Set exercise → In your copy, leave out the pictures and repeat the entries below exactly.

------ Input for this task

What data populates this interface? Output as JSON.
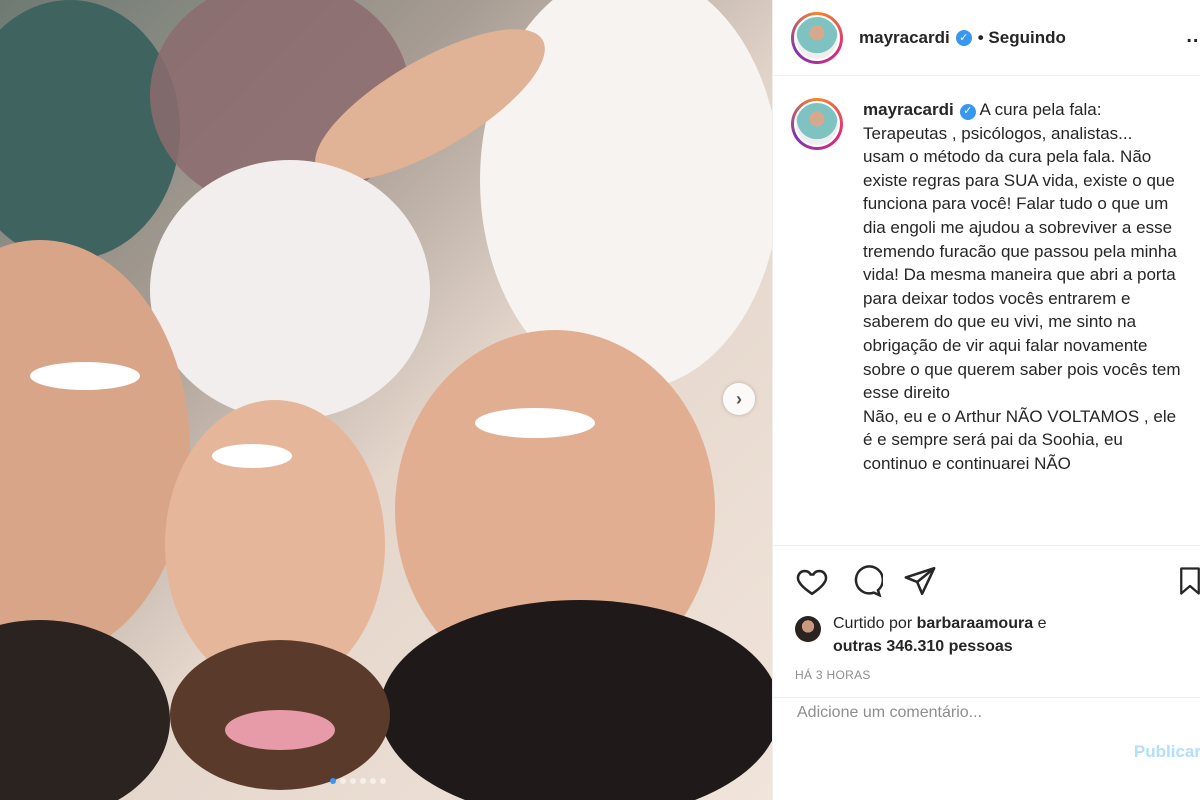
{
  "post": {
    "username": "mayracardi",
    "follow_label": "Seguindo",
    "more_label": "...",
    "next_label": "›",
    "slide_count": 6,
    "active_slide": 1
  },
  "caption": {
    "username": "mayracardi",
    "text": "A cura pela fala:\nTerapeutas , psicólogos, analistas...\nusam o método da cura pela fala. Não existe regras para SUA vida, existe o que funciona para você! Falar tudo o que um dia engoli me ajudou a sobreviver a esse tremendo furacão que passou pela minha vida! Da mesma maneira que abri a porta para deixar todos vocês entrarem e saberem do que eu vivi, me sinto na obrigação de vir aqui falar novamente sobre o que querem saber pois vocês tem esse direito\nNão, eu e o Arthur NÃO VOLTAMOS , ele é e sempre será pai da Soohia, eu continuo e continuarei NÃO"
  },
  "likes": {
    "prefix": "Curtido por",
    "liker": "barbaraamoura",
    "conj": "e",
    "others": "outras 346.310 pessoas"
  },
  "time_label": "HÁ 3 HORAS",
  "comment": {
    "placeholder": "Adicione um comentário...",
    "publish_label": "Publicar"
  },
  "icons": {
    "like": "heart-icon",
    "comment": "comment-icon",
    "share": "paper-plane-icon",
    "save": "bookmark-icon",
    "verified": "verified-badge-icon"
  },
  "colors": {
    "accent": "#3897f0",
    "publish_disabled": "#b2dffc",
    "muted": "#8e8e8e"
  }
}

------------

Written answer →
What data populates this interface? Output as JSON.
{
  "post": {
    "username": "mayracardi",
    "follow_label": "Seguindo",
    "more_label": "...",
    "next_label": "›",
    "slide_count": 6,
    "active_slide": 1
  },
  "caption": {
    "username": "mayracardi",
    "text": "A cura pela fala:\nTerapeutas , psicólogos, analistas...\nusam o método da cura pela fala. Não existe regras para SUA vida, existe o que funciona para você! Falar tudo o que um dia engoli me ajudou a sobreviver a esse tremendo furacão que passou pela minha vida! Da mesma maneira que abri a porta para deixar todos vocês entrarem e saberem do que eu vivi, me sinto na obrigação de vir aqui falar novamente sobre o que querem saber pois vocês tem esse direito\nNão, eu e o Arthur NÃO VOLTAMOS , ele é e sempre será pai da Soohia, eu continuo e continuarei NÃO"
  },
  "likes": {
    "prefix": "Curtido por",
    "liker": "barbaraamoura",
    "conj": "e",
    "others": "outras 346.310 pessoas"
  },
  "time_label": "HÁ 3 HORAS",
  "comment": {
    "placeholder": "Adicione um comentário...",
    "publish_label": "Publicar"
  },
  "icons": {
    "like": "heart-icon",
    "comment": "comment-icon",
    "share": "paper-plane-icon",
    "save": "bookmark-icon",
    "verified": "verified-badge-icon"
  },
  "colors": {
    "accent": "#3897f0",
    "publish_disabled": "#b2dffc",
    "muted": "#8e8e8e"
  }
}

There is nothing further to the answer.